(A block of data)
-------------------------
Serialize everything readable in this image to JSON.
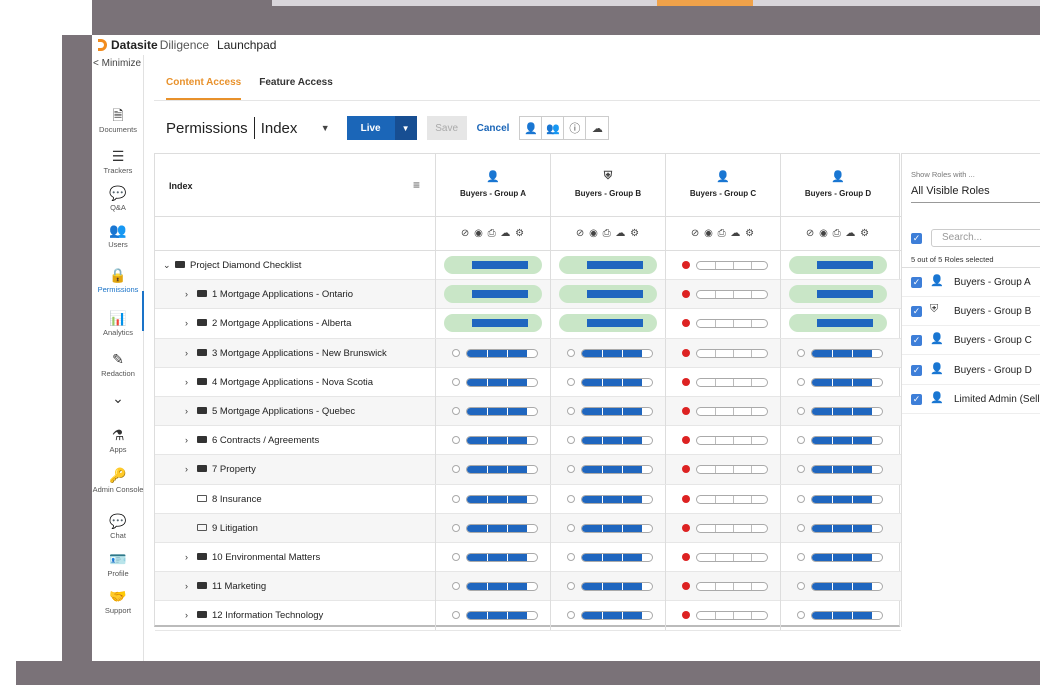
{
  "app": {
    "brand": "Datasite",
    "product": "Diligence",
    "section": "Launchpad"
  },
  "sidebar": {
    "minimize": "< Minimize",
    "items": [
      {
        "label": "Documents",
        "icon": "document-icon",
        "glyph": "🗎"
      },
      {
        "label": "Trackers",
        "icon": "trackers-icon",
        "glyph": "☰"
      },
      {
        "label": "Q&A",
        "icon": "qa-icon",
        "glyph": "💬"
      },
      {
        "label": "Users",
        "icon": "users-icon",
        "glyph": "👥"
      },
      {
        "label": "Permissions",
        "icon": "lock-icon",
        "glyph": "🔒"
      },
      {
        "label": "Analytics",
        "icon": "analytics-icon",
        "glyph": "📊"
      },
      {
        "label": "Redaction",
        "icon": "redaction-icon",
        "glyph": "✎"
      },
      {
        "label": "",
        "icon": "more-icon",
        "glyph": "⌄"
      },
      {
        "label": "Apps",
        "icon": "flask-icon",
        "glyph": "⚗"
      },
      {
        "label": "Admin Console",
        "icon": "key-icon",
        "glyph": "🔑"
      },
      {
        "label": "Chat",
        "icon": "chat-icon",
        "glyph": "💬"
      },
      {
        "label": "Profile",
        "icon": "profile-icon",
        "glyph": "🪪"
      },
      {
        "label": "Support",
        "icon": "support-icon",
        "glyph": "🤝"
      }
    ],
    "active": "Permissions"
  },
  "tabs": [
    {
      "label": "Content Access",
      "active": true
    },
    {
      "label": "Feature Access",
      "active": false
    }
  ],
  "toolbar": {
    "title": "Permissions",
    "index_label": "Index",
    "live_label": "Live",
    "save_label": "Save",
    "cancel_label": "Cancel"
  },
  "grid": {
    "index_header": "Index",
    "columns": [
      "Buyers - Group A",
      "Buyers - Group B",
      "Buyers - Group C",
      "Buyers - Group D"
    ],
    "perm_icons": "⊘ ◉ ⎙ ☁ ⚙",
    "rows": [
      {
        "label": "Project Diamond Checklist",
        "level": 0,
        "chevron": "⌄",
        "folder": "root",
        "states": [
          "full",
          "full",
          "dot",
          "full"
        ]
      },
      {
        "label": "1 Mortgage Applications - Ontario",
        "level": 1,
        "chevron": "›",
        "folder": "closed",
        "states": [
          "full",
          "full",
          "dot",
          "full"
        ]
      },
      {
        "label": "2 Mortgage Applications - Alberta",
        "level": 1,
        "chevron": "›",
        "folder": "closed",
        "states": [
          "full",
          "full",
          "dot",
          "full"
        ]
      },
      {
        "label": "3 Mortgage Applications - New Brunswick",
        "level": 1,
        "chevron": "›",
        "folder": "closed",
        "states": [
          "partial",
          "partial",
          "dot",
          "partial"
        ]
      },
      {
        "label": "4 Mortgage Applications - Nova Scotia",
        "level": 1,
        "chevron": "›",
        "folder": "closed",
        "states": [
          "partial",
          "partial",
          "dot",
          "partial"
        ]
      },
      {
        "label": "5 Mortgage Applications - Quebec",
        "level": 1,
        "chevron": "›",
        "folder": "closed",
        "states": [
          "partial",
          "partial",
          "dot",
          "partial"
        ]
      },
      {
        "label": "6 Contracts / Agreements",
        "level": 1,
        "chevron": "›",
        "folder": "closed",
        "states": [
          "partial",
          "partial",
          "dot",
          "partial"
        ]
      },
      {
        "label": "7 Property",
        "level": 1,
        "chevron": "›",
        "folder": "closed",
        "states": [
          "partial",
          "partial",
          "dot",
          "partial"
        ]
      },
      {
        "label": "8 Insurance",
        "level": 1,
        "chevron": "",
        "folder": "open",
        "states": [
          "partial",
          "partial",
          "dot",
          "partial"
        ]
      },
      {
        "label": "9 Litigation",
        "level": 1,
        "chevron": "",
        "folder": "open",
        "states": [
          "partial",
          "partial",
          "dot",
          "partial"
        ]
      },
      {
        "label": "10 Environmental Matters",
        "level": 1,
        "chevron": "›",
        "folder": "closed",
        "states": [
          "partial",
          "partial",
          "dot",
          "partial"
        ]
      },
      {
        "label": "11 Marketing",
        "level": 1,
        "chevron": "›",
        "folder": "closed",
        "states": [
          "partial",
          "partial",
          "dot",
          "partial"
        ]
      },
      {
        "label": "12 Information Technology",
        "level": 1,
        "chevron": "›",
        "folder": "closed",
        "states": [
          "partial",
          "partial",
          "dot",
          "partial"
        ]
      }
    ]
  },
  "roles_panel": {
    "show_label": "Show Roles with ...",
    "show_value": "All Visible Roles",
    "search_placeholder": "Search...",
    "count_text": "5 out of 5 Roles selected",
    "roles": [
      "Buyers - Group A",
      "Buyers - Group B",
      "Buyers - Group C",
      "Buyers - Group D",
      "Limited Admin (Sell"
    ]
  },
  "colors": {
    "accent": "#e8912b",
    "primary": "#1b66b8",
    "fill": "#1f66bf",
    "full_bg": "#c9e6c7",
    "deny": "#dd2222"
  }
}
-------------------------
» **Task to carry out**: Write down only the number of lines that contain the string "active" in the listing.

» **Answer to the task**: 3